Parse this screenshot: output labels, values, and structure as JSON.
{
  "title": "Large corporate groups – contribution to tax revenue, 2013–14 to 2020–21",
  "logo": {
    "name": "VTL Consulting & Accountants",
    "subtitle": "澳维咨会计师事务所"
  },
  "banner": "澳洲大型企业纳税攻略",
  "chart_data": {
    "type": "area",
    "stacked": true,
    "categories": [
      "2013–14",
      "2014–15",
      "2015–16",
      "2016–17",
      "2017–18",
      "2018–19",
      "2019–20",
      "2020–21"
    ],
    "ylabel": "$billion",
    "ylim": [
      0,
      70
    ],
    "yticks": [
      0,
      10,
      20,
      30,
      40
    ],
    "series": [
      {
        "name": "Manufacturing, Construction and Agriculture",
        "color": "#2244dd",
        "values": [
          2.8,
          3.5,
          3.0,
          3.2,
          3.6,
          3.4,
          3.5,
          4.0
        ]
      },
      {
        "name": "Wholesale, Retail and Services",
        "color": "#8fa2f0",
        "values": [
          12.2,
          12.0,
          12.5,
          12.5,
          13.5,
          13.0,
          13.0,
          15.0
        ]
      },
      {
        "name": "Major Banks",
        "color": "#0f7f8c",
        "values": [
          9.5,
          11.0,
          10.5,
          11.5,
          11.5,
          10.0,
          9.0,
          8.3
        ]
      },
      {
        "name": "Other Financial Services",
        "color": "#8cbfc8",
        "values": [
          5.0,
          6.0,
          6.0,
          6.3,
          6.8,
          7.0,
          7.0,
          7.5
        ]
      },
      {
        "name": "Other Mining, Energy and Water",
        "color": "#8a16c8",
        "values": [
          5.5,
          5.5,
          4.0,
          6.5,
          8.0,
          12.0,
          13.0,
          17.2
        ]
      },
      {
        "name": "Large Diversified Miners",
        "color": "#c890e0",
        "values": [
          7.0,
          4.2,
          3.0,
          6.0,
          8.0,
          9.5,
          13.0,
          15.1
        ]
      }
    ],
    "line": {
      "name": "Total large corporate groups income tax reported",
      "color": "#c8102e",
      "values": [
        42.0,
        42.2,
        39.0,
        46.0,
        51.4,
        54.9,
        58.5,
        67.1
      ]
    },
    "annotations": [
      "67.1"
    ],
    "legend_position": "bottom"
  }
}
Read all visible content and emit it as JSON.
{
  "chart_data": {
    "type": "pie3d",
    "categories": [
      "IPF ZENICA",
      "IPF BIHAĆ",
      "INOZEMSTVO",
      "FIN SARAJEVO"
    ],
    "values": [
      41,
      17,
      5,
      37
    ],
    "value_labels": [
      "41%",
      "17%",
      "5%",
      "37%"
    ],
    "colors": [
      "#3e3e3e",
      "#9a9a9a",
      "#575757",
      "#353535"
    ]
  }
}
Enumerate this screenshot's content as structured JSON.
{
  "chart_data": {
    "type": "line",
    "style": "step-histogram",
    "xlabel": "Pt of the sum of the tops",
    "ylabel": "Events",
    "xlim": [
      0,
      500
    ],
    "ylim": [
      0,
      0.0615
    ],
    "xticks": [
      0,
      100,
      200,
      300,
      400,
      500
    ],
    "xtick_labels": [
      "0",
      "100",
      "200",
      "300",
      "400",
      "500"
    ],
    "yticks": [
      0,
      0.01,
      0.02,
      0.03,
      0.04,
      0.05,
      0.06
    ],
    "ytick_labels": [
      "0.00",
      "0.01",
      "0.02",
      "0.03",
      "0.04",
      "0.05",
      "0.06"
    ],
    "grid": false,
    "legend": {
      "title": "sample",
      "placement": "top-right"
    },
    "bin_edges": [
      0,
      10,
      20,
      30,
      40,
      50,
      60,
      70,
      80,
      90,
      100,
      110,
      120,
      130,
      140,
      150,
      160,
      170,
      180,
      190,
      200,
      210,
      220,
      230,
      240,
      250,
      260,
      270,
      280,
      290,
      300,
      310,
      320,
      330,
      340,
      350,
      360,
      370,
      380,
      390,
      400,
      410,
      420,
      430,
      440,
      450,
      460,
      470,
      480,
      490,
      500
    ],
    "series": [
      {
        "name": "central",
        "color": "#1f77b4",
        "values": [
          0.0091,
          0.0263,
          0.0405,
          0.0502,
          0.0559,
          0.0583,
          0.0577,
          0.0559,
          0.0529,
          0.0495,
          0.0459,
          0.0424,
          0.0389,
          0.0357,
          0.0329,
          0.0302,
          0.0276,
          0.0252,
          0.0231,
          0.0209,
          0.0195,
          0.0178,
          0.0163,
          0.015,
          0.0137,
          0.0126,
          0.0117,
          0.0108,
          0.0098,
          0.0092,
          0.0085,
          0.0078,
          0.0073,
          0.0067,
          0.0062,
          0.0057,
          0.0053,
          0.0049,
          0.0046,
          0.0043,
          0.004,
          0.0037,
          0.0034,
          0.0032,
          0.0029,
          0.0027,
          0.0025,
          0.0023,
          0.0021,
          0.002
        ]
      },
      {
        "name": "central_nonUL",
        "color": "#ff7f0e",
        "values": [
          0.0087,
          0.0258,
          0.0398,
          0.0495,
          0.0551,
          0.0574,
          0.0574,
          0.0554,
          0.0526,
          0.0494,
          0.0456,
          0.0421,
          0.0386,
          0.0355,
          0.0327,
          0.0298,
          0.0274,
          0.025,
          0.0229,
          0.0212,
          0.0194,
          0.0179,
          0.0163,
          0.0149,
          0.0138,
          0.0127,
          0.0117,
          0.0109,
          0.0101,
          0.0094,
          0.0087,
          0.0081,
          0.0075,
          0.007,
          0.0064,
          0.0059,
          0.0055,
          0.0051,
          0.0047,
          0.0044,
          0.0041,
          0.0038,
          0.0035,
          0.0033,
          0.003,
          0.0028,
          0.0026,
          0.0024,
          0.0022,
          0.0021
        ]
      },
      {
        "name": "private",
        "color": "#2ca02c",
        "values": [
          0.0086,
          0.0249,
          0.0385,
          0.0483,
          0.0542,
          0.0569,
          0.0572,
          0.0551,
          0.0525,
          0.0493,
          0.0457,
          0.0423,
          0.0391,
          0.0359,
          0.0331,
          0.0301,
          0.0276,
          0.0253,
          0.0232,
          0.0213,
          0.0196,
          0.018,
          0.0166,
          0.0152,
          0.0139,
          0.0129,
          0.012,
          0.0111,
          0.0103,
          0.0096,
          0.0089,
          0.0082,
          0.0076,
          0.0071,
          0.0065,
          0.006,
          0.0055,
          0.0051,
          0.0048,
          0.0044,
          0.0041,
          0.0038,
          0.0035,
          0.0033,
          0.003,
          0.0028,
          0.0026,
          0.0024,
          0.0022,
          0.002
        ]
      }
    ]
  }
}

* **Exercise goal**
Show all lines in the entries above where the string "groups" appears.

* **The result**
  "title": "Large corporate groups – contribution to tax revenue, 2013–14 to 2020–21",
      "name": "Total large corporate groups income tax reported",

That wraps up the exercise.